Verilen Talimat a:
Aşağıdaki veri bölümünde "- layer-mark-2: ②: [246, 177, 260, 195]" içeren satırdan "- legend-item-2: ②含裸子植物化石: [432, 134, 589, 158]" içeren satıra kadar olan satırları, iki uç da dahil olmak üzere, lütfen numaralı liste hâlinde verin. Boş satırları almayın.

Verilen Metin:
((
SIRTIMIZDA YUMURTA KÜFESİ TAŞIYORUZ
Bu ülke demokratik, laik, sosyal bir hukuk devleti olarak daha ileri seviyelere ulaşmayı, yaklaşmayı amaç edinmemeli mi? Bundan niye rahatsız oluyorsunuz? Ama biz onlar kadar sorumsuz davranamayız. Çünkü biz sırtımızda yumurta küfesi taşıyoruz. Hassas olmak, sağduyulu olmak, serinkanlı davranmak durumundayız. Milletimizin kazanımlarını, ülkemizin selametini hassas bir şekilde korumak, gözetmek durumundayız. Bizim hassasiyetimizi; AK Parti'nin iktidarını sürdürmekle izah etmek, son derece yanlış olur. Bizim hassasiyetimiz, milli iradenin, demokrasinin, hukukun kurumsallaşmasına, sistemin çağdaş standartlarına ulaşmasına yöneliktir. Bu bir koltuk kavgası değildir, bu bir demokrasi ve hukuk mücadelesidir, bu kişisel bir ikbal mücadelesi değildir. Bu, Türkiye'yi aydınlık geleceğe ulaştırma, Türk milletinin hak ve hukukunu geliştirme mücadelesidir. Biz aynı hassasiyeti, aynı soğukkanlılığı siyaset alanlarında görmek istiyoruz. ''
KÖŞE YAZARLARI
'Neden bugün, neden şimdi, neden 7 yıl beklediniz?' diye
soranlara da diyorum ki Türkiye, bu demokratik olgunluğa ancak
bugün ulaşmıştır. Şartlar bugün oluşmuştur, buraya kolay gelmedik.
Onun için bugün bu konuları ele alıyoruz. Ama bunu yazan ve
çizenlere de ayrıca söylüyorum; 10 yıl öncesine bir gidelim,
bakalım, 10 yıl öncesinde köşende böyle yazı yazabiliyor muydun?
Var mıydı böyle bir şey? 'Ferman buyurdunuz efendim' diyordunuz. O
günlerinizi çok iyi biliyoruz.
1992-2003 ARASI 14 BİN İŞÇİ İŞLERİNDEN
ÇIKARILDI
Ankara'da ''TEKEL işçilerinin bir kısmının'' 6 haftadır eylem yaptığını belirten Başbakan Erdoğan, 1992-2003 yılları arasında 14 bin işçinin özelleştirmeler nedeniyle kıdem, ihbar ve iş kaybı tazminatlarının ödenerek işlerinden çıkarıldıklarını anımsattı.
İYİ NİYET GÖSTERGESİ 4C
2004 yılında işçi sendikalarıyla yaptıkları müzakerelerin ardından,
işçi sendikalarının talebi doğrultusunda, onlarla birlikte
çalışarak 4-C uygulamasını başlatıklarını hatırlatan Erdoğan,
''Onlarla birlikte başlattığımız bu süreci şimdi aynı
sendikalar inkar ediyor. '4-C'nin gündemden çıkarılması lazım, 4-C
kölelik anlayışıdır' diyorlar, aynı kişiler. Bu nasıl bir
dürüstlük? İşe ciddiyetle yaklaşmamız lazım. Biz
'özelleştirmelerden dolayı kimse işinden olmayacak. Hatta bizden
önce işini kaybetmiş olan 14 bin işçiyi de 4-C kapsamına alacağız'
dedik ve aldık Bu iktidar mı işçiye karşı?'' diye sordu.
))
Veri Bölümü:
((
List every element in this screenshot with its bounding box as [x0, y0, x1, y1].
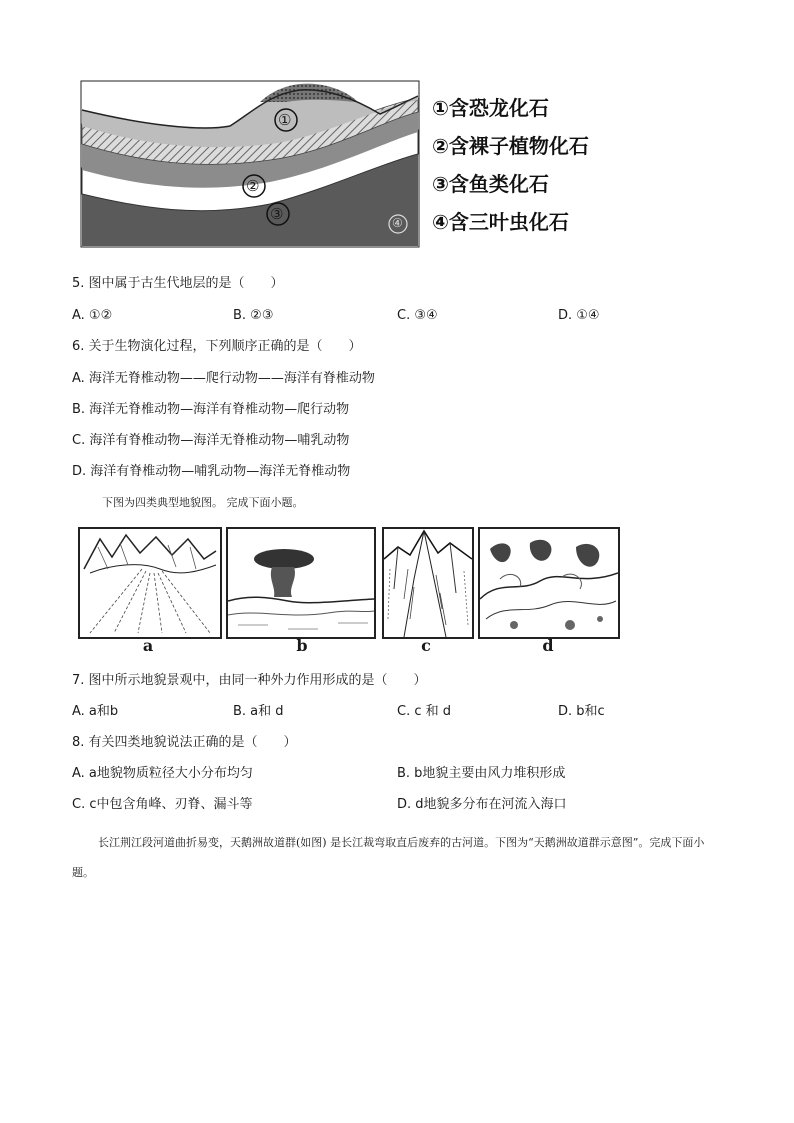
- layer-mark-2: ②: [246, 177, 260, 195]
- q6-stem: 6. 关于生物演化过程，下列顺序正确的是（ ）: [72, 339, 362, 354]
- legend-item-1: ①含恐龙化石: [432, 96, 549, 120]
- q6-option-d: D. 海洋有脊椎动物—哺乳动物—海洋无脊椎动物: [72, 464, 351, 479]
- landform-panel-b: [226, 527, 376, 639]
- q6-option-c: C. 海洋有脊椎动物—海洋无脊椎动物—哺乳动物: [72, 433, 350, 448]
- q5-option-c: C. ③④: [397, 308, 438, 323]
- landform-panel-d: [478, 527, 620, 639]
- q8-option-b: B. b地貌主要由风力堆积形成: [397, 766, 566, 781]
- q6-option-a: A. 海洋无脊椎动物——爬行动物——海洋有脊椎动物: [72, 371, 375, 386]
- strata-legend: [432, 96, 589, 234]
- layer-mark-1: ①: [278, 111, 292, 129]
- q8-option-a: A. a地貌物质粒径大小分布均匀: [72, 766, 253, 781]
- landform-label-a: a: [142, 636, 154, 655]
- layer-mark-3: ③: [270, 205, 284, 223]
- q5-option-d: D. ①④: [558, 308, 600, 323]
- q5-option-a: A. ①②: [72, 308, 113, 323]
- q7-option-b: B. a和 d: [233, 704, 284, 719]
- alluvial-fan-sketch: [80, 529, 220, 637]
- q8-stem: 8. 有关四类地貌说法正确的是（ ）: [72, 735, 297, 750]
- glacial-horn-sketch: [384, 529, 472, 637]
- q7-option-d: D. b和c: [558, 704, 605, 719]
- mushroom-rock-sketch: [228, 529, 374, 637]
- landform-panel-c: [382, 527, 474, 639]
- legend-item-2: ②含裸子植物化石: [432, 134, 589, 158]
- landform-label-d: d: [542, 636, 554, 655]
- landform-panel-a: [78, 527, 222, 639]
- q7-stem: 7. 图中所示地貌景观中，由同一种外力作用形成的是（ ）: [72, 673, 427, 688]
- legend-item-3: ③含鱼类化石: [432, 172, 549, 196]
- q6-option-b: B. 海洋无脊椎动物—海洋有脊椎动物—爬行动物: [72, 402, 350, 417]
- q5-option-b: B. ②③: [233, 308, 274, 323]
- q5-stem: 5. 图中属于古生代地层的是（ ）: [72, 276, 284, 291]
- legend-item-4: ④含三叶虫化石: [432, 210, 569, 234]
- karst-sketch: [480, 529, 618, 637]
- landform-label-c: c: [421, 636, 431, 655]
- strata-figure: [80, 80, 420, 248]
- tianezhou-intro: 长江荆江段河道曲折易变，天鹅洲故道群(如图) 是长江裁弯取直后废弃的古河道。下图为“天鹅洲故道群示意图”。完成下面小题。: [72, 836, 705, 879]
- q7-option-c: C. c 和 d: [397, 704, 452, 719]
- q8-option-d: D. d地貌多分布在河流入海口: [397, 797, 567, 812]
- landform-label-b: b: [296, 636, 308, 655]
- q7-option-a: A. a和b: [72, 704, 119, 719]
- landform-intro: 下图为四类典型地貌图。 完成下面小题。: [102, 496, 304, 509]
- strata-cross-section: [80, 80, 420, 248]
- layer-mark-4: ④: [392, 216, 403, 230]
- q8-option-c: C. c中包含角峰、刃脊、漏斗等: [72, 797, 253, 812]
))
Verilen Talimat b:
Verilen metne göre 1992-2003 yılları arasında özelleştirmeler nedeniyle kaç işçi işinden çıkarıldı?

Beklenen Cevap a:
1. - layer-mark-2: ②: [246, 177, 260, 195]
2. - q6-stem: 6. 关于生物演化过程，下列顺序正确的是（ ）: [72, 339, 362, 354]
3. - legend-item-1: ①含恐龙化石: [432, 96, 549, 120]
4. - q6-option-d: D. 海洋有脊椎动物—哺乳动物—海洋无脊椎动物: [72, 464, 351, 479]
5. - landform-panel-b: [226, 527, 376, 639]
6. - q6-option-c: C. 海洋有脊椎动物—海洋无脊椎动物—哺乳动物: [72, 433, 350, 448]
7. - q5-option-c: C. ③④: [397, 308, 438, 323]
8. - landform-panel-d: [478, 527, 620, 639]
9. - q8-option-b: B. b地貌主要由风力堆积形成: [397, 766, 566, 781]
10. - q6-option-a: A. 海洋无脊椎动物——爬行动物——海洋有脊椎动物: [72, 371, 375, 386]
11. - strata-legend: [432, 96, 589, 234]
12. - layer-mark-1: ①: [278, 111, 292, 129]
13. - q8-option-a: A. a地貌物质粒径大小分布均匀: [72, 766, 253, 781]
14. - landform-label-a: a: [142, 636, 154, 655]
15. - layer-mark-3: ③: [270, 205, 284, 223]
16. - q5-option-d: D. ①④: [558, 308, 600, 323]
17. - q5-option-a: A. ①②: [72, 308, 113, 323]
18. - q7-option-b: B. a和 d: [233, 704, 284, 719]
19. - alluvial-fan-sketch: [80, 529, 220, 637]
20. - q8-stem: 8. 有关四类地貌说法正确的是（ ）: [72, 735, 297, 750]
21. - glacial-horn-sketch: [384, 529, 472, 637]
22. - q7-option-d: D. b和c: [558, 704, 605, 719]
23. - mushroom-rock-sketch: [228, 529, 374, 637]
24. - landform-panel-c: [382, 527, 474, 639]
25. - legend-item-2: ②含裸子植物化石: [432, 134, 589, 158]

Beklenen Cevap b:
14 bin işçi.